Directions: Print out each record below, unaltered and complete, without its images.

## start Data shown

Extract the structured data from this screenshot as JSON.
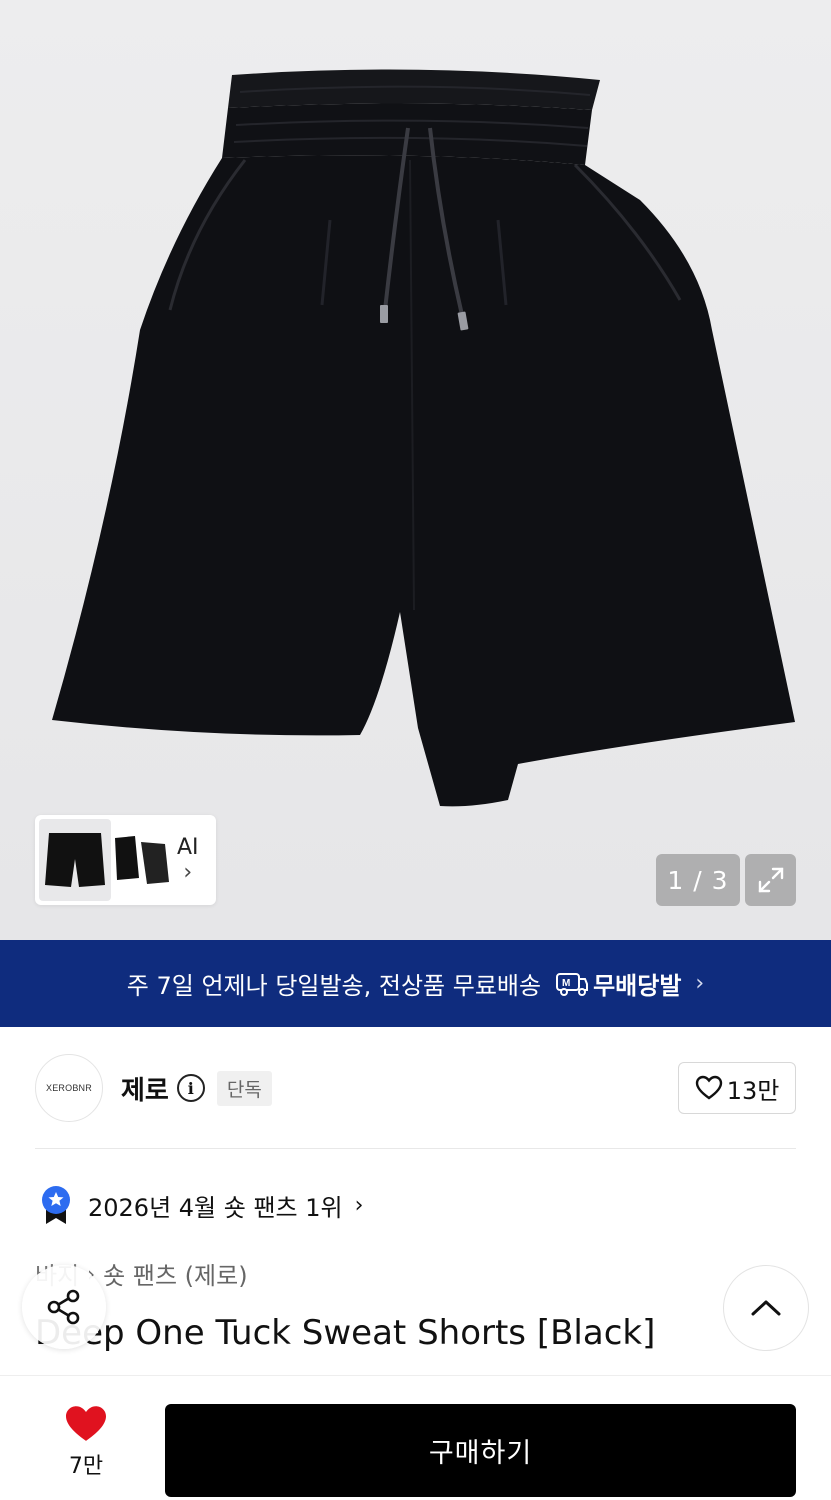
{
  "gallery": {
    "pager_text": "1 / 3",
    "ai_label": "AI",
    "current_index": 1,
    "total": 3
  },
  "banner": {
    "text": "주 7일 언제나 당일발송, 전상품 무료배송",
    "brand": "무배당발",
    "icon": "truck-m-icon",
    "bg_color": "#0f2c7e"
  },
  "brand": {
    "logo_text": "XEROBNR",
    "name": "제로",
    "exclusive_badge": "단독",
    "like_count": "13만"
  },
  "ranking": {
    "text": "2026년 4월 숏 팬츠 1위"
  },
  "breadcrumb": {
    "category": "바지",
    "subcategory": "숏 팬츠 (제로)"
  },
  "product": {
    "title": "Deep One Tuck Sweat Shorts [Black]"
  },
  "bottom": {
    "wish_count": "7만",
    "buy_label": "구매하기",
    "heart_color": "#e0121f"
  }
}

## end Data shown

Answer to this exercise:
Extract the structured data from this screenshot as JSON.
{
  "gallery": {
    "pager_text": "1 / 3",
    "ai_label": "AI",
    "current_index": 1,
    "total": 3
  },
  "banner": {
    "text": "주 7일 언제나 당일발송, 전상품 무료배송",
    "brand": "무배당발",
    "icon": "truck-m-icon",
    "bg_color": "#0f2c7e"
  },
  "brand": {
    "logo_text": "XEROBNR",
    "name": "제로",
    "exclusive_badge": "단독",
    "like_count": "13만"
  },
  "ranking": {
    "text": "2026년 4월 숏 팬츠 1위"
  },
  "breadcrumb": {
    "category": "바지",
    "subcategory": "숏 팬츠 (제로)"
  },
  "product": {
    "title": "Deep One Tuck Sweat Shorts [Black]"
  },
  "bottom": {
    "wish_count": "7만",
    "buy_label": "구매하기",
    "heart_color": "#e0121f"
  }
}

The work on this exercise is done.